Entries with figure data
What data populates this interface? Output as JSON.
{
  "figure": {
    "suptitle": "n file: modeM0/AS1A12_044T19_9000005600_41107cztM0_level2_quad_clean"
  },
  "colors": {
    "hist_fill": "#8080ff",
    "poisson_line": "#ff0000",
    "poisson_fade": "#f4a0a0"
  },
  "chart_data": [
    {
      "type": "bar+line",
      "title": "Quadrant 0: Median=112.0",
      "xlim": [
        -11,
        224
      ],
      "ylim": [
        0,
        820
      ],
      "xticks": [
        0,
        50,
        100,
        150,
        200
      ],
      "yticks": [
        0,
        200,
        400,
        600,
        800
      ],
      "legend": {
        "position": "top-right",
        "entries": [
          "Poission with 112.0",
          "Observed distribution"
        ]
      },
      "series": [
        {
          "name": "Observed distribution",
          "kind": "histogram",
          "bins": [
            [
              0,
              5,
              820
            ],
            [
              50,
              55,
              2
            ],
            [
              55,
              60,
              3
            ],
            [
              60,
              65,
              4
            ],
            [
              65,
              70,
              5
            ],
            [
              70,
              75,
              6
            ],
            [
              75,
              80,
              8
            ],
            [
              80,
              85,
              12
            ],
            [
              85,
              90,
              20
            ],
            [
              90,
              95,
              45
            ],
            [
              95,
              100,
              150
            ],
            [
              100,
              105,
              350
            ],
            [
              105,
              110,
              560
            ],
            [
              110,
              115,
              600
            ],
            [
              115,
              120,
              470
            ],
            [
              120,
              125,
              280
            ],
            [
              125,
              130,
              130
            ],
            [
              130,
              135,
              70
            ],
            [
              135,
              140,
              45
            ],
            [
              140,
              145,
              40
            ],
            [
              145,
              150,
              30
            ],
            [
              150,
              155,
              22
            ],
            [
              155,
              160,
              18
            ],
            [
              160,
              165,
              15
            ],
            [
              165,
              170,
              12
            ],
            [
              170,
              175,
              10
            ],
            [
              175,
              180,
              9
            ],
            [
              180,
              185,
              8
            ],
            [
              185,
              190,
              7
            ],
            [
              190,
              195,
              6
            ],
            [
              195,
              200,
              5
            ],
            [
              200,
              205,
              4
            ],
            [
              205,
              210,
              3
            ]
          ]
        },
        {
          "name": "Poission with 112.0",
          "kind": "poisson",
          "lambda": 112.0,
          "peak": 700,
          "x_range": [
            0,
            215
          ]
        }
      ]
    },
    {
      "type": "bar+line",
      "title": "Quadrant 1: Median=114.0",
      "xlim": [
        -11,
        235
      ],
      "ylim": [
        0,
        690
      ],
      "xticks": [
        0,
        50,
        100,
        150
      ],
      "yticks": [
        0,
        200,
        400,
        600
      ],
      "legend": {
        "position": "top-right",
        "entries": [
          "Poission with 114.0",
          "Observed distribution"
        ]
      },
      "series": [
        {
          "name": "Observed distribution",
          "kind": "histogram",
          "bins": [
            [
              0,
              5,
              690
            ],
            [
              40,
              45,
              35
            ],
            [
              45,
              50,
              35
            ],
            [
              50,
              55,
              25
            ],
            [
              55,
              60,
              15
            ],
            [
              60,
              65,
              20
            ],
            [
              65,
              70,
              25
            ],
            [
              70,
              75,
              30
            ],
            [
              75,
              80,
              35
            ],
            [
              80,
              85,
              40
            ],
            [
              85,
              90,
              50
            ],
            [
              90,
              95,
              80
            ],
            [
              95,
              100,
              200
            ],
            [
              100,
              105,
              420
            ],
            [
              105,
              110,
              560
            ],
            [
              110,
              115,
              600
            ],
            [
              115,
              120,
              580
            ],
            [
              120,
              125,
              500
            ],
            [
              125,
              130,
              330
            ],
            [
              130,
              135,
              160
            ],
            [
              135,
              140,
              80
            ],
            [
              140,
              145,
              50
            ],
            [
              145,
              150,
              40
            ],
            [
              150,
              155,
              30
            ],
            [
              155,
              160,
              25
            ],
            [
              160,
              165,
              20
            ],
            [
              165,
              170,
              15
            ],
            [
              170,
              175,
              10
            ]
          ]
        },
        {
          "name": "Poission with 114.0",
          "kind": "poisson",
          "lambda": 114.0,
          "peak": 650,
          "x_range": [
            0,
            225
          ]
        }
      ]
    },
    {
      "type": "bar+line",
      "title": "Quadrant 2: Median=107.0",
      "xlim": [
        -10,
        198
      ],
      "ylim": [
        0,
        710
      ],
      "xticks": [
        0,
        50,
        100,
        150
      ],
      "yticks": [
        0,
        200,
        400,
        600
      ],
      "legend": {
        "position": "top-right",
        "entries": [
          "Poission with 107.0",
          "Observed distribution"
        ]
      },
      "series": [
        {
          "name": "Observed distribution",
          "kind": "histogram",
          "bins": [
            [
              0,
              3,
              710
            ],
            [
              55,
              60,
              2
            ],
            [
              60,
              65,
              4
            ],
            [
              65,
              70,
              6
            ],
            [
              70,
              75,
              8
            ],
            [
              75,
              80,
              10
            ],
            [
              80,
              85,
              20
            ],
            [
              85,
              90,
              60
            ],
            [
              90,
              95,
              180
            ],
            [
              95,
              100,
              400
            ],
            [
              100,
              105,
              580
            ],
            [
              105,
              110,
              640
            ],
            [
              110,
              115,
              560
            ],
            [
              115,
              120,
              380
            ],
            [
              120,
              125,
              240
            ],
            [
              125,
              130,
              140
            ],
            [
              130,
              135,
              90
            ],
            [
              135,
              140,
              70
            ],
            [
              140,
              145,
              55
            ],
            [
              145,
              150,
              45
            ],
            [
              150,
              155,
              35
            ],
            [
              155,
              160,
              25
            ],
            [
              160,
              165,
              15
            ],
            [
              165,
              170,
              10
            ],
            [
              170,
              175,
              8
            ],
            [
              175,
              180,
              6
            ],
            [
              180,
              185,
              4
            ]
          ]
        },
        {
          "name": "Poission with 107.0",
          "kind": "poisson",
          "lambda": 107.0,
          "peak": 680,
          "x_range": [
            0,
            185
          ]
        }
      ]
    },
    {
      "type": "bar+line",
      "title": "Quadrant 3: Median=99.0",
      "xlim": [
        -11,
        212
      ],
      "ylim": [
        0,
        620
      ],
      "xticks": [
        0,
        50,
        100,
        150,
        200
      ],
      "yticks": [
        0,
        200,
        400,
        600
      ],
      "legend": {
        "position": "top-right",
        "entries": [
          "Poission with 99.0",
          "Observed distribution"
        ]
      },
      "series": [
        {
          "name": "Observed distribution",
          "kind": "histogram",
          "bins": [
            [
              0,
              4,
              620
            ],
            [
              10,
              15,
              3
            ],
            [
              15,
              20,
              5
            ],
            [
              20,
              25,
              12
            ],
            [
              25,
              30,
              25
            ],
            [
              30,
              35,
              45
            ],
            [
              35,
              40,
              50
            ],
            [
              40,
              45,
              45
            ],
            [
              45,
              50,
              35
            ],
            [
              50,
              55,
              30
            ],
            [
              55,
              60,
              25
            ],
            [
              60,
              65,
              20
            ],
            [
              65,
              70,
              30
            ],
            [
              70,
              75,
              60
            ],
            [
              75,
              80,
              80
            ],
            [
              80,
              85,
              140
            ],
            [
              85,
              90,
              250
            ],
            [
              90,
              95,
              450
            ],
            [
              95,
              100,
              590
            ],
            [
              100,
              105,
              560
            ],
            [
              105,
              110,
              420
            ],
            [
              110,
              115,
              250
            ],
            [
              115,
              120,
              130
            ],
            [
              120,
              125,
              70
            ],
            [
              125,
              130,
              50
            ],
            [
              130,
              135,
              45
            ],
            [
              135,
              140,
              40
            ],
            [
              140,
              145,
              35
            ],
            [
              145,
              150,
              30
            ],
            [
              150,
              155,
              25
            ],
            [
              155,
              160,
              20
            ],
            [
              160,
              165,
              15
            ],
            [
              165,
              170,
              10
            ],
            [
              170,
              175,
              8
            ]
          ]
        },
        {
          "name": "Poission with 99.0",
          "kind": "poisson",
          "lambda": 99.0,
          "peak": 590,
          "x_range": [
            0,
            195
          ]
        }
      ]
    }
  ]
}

* [Direction]:
Which lines hold the string "Poission"? Copy all of them from the data above.

* [The answer]:
          "Poission with 112.0",
          "name": "Poission with 112.0",
          "Poission with 114.0",
          "name": "Poission with 114.0",
          "Poission with 107.0",
          "name": "Poission with 107.0",
          "Poission with 99.0",
          "name": "Poission with 99.0",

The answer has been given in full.